(Extracted data entries)
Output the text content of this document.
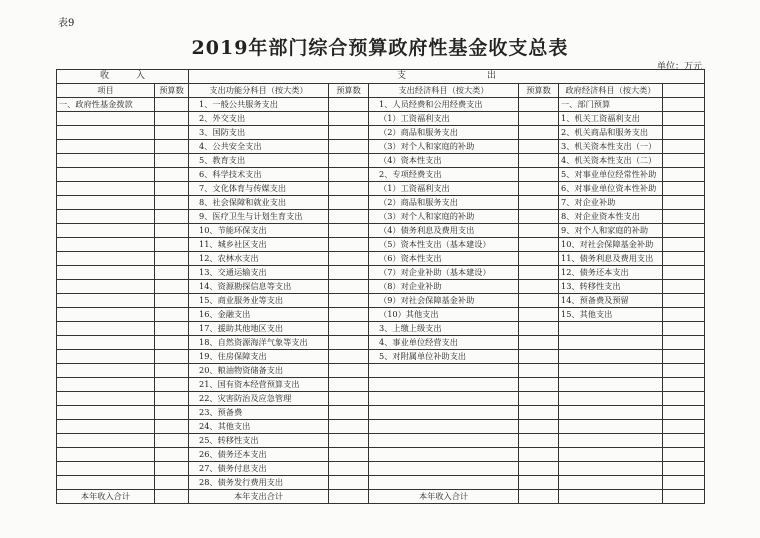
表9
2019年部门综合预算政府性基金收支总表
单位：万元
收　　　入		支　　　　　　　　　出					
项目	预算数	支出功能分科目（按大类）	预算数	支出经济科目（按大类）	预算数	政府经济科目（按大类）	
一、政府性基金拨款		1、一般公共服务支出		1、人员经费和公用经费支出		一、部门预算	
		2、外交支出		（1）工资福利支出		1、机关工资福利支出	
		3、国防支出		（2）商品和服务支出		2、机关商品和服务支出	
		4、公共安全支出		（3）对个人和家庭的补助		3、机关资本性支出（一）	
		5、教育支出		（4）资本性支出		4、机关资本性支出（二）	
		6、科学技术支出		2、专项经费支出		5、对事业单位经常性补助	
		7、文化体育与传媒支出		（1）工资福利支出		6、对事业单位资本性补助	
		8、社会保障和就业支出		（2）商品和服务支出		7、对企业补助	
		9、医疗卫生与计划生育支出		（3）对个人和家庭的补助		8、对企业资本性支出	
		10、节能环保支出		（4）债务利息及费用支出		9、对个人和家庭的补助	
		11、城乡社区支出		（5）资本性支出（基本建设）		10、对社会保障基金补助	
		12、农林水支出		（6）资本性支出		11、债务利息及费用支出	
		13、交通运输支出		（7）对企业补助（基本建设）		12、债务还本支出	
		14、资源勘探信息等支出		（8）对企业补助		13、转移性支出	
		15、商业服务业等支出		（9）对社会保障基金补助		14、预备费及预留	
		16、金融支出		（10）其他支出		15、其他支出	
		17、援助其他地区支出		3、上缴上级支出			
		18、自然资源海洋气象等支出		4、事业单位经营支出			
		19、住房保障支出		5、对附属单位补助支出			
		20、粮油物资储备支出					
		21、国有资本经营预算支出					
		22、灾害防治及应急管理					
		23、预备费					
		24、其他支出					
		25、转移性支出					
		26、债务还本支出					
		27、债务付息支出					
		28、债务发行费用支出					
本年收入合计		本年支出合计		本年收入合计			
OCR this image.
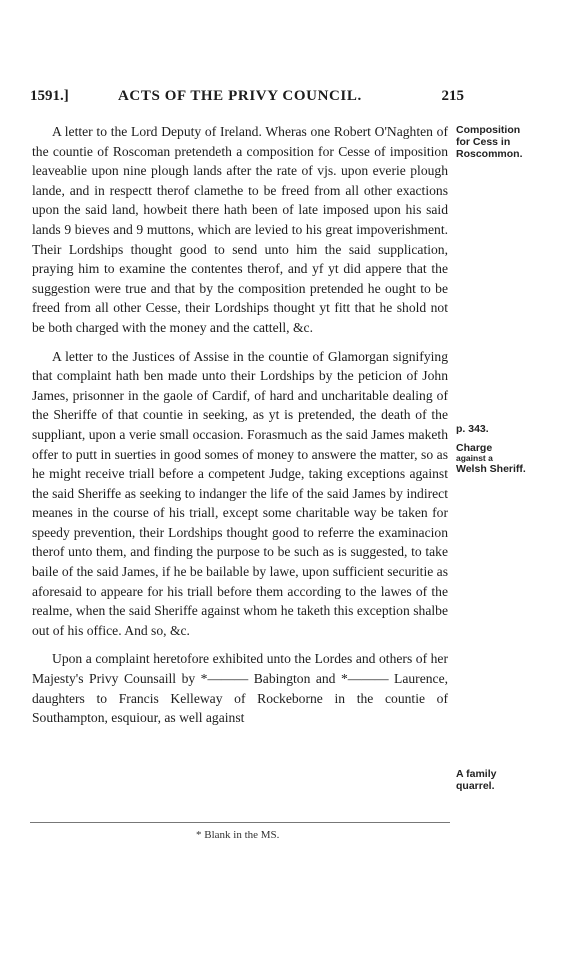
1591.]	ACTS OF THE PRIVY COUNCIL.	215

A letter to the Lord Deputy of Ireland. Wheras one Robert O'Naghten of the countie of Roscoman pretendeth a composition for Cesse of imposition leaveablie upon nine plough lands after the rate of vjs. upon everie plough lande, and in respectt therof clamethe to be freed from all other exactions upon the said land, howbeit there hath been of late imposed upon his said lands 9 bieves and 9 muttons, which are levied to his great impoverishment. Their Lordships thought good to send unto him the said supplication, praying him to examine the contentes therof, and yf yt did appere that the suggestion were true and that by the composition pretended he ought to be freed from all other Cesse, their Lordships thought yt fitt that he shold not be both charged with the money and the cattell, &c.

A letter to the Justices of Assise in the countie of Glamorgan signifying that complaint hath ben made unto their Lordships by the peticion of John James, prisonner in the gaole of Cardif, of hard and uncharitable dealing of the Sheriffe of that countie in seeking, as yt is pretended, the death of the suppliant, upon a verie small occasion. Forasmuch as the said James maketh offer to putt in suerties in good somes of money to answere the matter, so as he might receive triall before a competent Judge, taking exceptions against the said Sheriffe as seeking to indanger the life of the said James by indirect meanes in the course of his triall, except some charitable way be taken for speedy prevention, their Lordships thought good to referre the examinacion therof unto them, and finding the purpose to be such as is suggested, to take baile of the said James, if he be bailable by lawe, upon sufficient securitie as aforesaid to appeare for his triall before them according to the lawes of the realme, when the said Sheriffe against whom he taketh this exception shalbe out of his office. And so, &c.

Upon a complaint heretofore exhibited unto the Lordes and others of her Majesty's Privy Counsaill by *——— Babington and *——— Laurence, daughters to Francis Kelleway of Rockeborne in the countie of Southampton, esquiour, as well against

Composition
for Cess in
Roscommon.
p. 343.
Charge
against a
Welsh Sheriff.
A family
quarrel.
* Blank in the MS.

* **WHAT TO DO**: Pick each line holding the word "工资福利支出" out of the listing.

* **RESPONSE TO THE EXERCISE**:
		2、外交支出		（1）工资福利支出		1、机关工资福利支出	
		7、文化体育与传媒支出		（1）工资福利支出		6、对事业单位资本性补助	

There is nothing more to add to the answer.